### WHAT YOU WILL DO
Extract all lines that hold "Lying" from the records below.

★ ★ ★ ★

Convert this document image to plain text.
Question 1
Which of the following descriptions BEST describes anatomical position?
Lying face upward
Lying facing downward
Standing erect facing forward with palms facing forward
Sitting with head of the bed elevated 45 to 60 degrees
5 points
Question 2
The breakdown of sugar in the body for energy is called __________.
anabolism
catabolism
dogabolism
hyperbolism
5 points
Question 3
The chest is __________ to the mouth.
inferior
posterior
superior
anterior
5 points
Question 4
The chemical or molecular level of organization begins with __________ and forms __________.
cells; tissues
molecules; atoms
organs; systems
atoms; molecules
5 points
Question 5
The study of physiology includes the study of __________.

★ ★ ★ ★

### FULL RESPONSE
Lying face upward
Lying facing downward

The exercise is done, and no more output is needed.